## Begin EXTRACTED INFORMATION
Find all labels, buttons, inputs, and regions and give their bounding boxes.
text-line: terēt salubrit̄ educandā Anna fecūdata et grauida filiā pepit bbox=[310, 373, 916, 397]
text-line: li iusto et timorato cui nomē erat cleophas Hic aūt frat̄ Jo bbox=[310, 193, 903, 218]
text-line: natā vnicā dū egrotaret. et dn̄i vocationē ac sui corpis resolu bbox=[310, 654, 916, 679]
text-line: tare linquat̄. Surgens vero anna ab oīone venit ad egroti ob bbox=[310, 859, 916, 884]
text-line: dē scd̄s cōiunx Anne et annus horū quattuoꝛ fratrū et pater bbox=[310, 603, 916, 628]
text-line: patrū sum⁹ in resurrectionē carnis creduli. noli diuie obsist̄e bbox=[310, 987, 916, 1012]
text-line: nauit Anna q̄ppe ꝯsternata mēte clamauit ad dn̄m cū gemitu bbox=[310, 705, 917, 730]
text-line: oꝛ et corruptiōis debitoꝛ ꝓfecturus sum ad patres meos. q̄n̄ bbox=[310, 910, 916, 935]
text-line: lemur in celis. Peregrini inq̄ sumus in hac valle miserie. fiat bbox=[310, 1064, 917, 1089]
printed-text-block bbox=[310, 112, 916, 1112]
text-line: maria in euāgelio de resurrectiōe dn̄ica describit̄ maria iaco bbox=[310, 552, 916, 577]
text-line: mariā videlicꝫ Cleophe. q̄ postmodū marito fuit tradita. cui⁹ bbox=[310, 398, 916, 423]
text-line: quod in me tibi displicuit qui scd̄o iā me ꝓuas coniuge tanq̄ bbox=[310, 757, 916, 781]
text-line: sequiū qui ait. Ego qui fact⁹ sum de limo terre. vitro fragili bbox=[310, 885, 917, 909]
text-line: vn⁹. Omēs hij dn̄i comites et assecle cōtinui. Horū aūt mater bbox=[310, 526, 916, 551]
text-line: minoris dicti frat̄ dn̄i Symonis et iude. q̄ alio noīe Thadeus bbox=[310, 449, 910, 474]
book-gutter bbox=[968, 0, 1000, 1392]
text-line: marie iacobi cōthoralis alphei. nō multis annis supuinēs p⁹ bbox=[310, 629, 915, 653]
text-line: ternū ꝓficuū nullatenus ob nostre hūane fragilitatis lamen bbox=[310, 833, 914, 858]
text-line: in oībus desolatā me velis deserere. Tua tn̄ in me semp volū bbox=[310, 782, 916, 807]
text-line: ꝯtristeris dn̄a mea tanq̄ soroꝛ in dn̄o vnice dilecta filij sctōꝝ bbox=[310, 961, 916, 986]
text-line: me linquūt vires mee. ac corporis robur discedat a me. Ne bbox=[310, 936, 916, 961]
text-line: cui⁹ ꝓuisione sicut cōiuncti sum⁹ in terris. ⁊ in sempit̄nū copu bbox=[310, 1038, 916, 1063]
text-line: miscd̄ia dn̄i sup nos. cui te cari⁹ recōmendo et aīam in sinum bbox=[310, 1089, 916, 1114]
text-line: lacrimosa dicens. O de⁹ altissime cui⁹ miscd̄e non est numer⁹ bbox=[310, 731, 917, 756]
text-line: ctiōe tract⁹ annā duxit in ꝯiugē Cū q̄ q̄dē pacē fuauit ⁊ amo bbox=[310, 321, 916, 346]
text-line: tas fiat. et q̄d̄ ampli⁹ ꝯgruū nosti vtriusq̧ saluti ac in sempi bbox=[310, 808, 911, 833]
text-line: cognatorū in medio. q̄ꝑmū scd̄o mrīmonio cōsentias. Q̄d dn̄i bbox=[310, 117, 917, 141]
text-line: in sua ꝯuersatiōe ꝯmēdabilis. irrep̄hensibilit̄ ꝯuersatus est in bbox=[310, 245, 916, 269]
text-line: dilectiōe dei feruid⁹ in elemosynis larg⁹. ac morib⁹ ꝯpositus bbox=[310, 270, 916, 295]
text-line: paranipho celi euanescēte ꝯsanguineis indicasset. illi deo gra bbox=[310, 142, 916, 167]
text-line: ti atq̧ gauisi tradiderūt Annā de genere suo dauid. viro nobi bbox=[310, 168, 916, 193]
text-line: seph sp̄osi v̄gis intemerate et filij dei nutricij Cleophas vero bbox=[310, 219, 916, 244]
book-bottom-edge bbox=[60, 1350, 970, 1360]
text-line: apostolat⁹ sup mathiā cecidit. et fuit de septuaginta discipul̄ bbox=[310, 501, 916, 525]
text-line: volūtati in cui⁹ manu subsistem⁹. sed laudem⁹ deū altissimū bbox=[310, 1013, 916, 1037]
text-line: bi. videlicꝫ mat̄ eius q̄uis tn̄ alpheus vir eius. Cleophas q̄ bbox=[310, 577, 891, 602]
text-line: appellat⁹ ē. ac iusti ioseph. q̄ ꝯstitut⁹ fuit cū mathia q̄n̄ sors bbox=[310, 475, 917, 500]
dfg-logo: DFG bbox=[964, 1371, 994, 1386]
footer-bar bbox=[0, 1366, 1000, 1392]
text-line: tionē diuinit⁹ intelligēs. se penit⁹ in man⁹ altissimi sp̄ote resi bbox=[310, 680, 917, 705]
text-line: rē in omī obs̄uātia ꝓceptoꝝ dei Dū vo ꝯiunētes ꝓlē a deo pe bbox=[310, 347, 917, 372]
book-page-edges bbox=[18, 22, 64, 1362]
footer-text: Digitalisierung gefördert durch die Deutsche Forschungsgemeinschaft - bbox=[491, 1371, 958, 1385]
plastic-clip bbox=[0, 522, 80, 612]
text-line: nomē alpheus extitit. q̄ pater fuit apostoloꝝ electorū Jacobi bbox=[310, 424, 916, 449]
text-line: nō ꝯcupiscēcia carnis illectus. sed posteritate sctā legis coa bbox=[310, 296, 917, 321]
## End EXTRACTED INFORMATION
## [DESCRIPTION OF THE TASK]
Reproduce every line of the material above character for character.

## [TASK SOLUTION]
Find all labels, buttons, inputs, and regions and give their bounding boxes.
text-line: terēt salubrit̄ educandā Anna fecūdata et grauida filiā pepit bbox=[310, 373, 916, 397]
text-line: li iusto et timorato cui nomē erat cleophas Hic aūt frat̄ Jo bbox=[310, 193, 903, 218]
text-line: natā vnicā dū egrotaret. et dn̄i vocationē ac sui corpis resolu bbox=[310, 654, 916, 679]
text-line: tare linquat̄. Surgens vero anna ab oīone venit ad egroti ob bbox=[310, 859, 916, 884]
text-line: dē scd̄s cōiunx Anne et annus horū quattuoꝛ fratrū et pater bbox=[310, 603, 916, 628]
text-line: patrū sum⁹ in resurrectionē carnis creduli. noli diuie obsist̄e bbox=[310, 987, 916, 1012]
text-line: nauit Anna q̄ppe ꝯsternata mēte clamauit ad dn̄m cū gemitu bbox=[310, 705, 917, 730]
text-line: oꝛ et corruptiōis debitoꝛ ꝓfecturus sum ad patres meos. q̄n̄ bbox=[310, 910, 916, 935]
text-line: lemur in celis. Peregrini inq̄ sumus in hac valle miserie. fiat bbox=[310, 1064, 917, 1089]
printed-text-block bbox=[310, 112, 916, 1112]
text-line: maria in euāgelio de resurrectiōe dn̄ica describit̄ maria iaco bbox=[310, 552, 916, 577]
text-line: mariā videlicꝫ Cleophe. q̄ postmodū marito fuit tradita. cui⁹ bbox=[310, 398, 916, 423]
text-line: quod in me tibi displicuit qui scd̄o iā me ꝓuas coniuge tanq̄ bbox=[310, 757, 916, 781]
text-line: sequiū qui ait. Ego qui fact⁹ sum de limo terre. vitro fragili bbox=[310, 885, 917, 909]
text-line: vn⁹. Omēs hij dn̄i comites et assecle cōtinui. Horū aūt mater bbox=[310, 526, 916, 551]
text-line: minoris dicti frat̄ dn̄i Symonis et iude. q̄ alio noīe Thadeus bbox=[310, 449, 910, 474]
book-gutter bbox=[968, 0, 1000, 1392]
text-line: marie iacobi cōthoralis alphei. nō multis annis supuinēs p⁹ bbox=[310, 629, 915, 653]
text-line: ternū ꝓficuū nullatenus ob nostre hūane fragilitatis lamen bbox=[310, 833, 914, 858]
text-line: in oībus desolatā me velis deserere. Tua tn̄ in me semp volū bbox=[310, 782, 916, 807]
text-line: ꝯtristeris dn̄a mea tanq̄ soroꝛ in dn̄o vnice dilecta filij sctōꝝ bbox=[310, 961, 916, 986]
text-line: me linquūt vires mee. ac corporis robur discedat a me. Ne bbox=[310, 936, 916, 961]
text-line: cui⁹ ꝓuisione sicut cōiuncti sum⁹ in terris. ⁊ in sempit̄nū copu bbox=[310, 1038, 916, 1063]
text-line: miscd̄ia dn̄i sup nos. cui te cari⁹ recōmendo et aīam in sinum bbox=[310, 1089, 916, 1114]
text-line: lacrimosa dicens. O de⁹ altissime cui⁹ miscd̄e non est numer⁹ bbox=[310, 731, 917, 756]
text-line: ctiōe tract⁹ annā duxit in ꝯiugē Cū q̄ q̄dē pacē fuauit ⁊ amo bbox=[310, 321, 916, 346]
text-line: tas fiat. et q̄d̄ ampli⁹ ꝯgruū nosti vtriusq̧ saluti ac in sempi bbox=[310, 808, 911, 833]
text-line: cognatorū in medio. q̄ꝑmū scd̄o mrīmonio cōsentias. Q̄d dn̄i bbox=[310, 117, 917, 141]
text-line: in sua ꝯuersatiōe ꝯmēdabilis. irrep̄hensibilit̄ ꝯuersatus est in bbox=[310, 245, 916, 269]
text-line: dilectiōe dei feruid⁹ in elemosynis larg⁹. ac morib⁹ ꝯpositus bbox=[310, 270, 916, 295]
text-line: paranipho celi euanescēte ꝯsanguineis indicasset. illi deo gra bbox=[310, 142, 916, 167]
text-line: ti atq̧ gauisi tradiderūt Annā de genere suo dauid. viro nobi bbox=[310, 168, 916, 193]
text-line: seph sp̄osi v̄gis intemerate et filij dei nutricij Cleophas vero bbox=[310, 219, 916, 244]
book-bottom-edge bbox=[60, 1350, 970, 1360]
text-line: apostolat⁹ sup mathiā cecidit. et fuit de septuaginta discipul̄ bbox=[310, 501, 916, 525]
text-line: volūtati in cui⁹ manu subsistem⁹. sed laudem⁹ deū altissimū bbox=[310, 1013, 916, 1037]
text-line: bi. videlicꝫ mat̄ eius q̄uis tn̄ alpheus vir eius. Cleophas q̄ bbox=[310, 577, 891, 602]
text-line: appellat⁹ ē. ac iusti ioseph. q̄ ꝯstitut⁹ fuit cū mathia q̄n̄ sors bbox=[310, 475, 917, 500]
dfg-logo: DFG bbox=[964, 1371, 994, 1386]
footer-bar bbox=[0, 1366, 1000, 1392]
text-line: tionē diuinit⁹ intelligēs. se penit⁹ in man⁹ altissimi sp̄ote resi bbox=[310, 680, 917, 705]
text-line: rē in omī obs̄uātia ꝓceptoꝝ dei Dū vo ꝯiunētes ꝓlē a deo pe bbox=[310, 347, 917, 372]
book-page-edges bbox=[18, 22, 64, 1362]
footer-text: Digitalisierung gefördert durch die Deutsche Forschungsgemeinschaft - bbox=[491, 1371, 958, 1385]
plastic-clip bbox=[0, 522, 80, 612]
text-line: nomē alpheus extitit. q̄ pater fuit apostoloꝝ electorū Jacobi bbox=[310, 424, 916, 449]
text-line: nō ꝯcupiscēcia carnis illectus. sed posteritate sctā legis coa bbox=[310, 296, 917, 321]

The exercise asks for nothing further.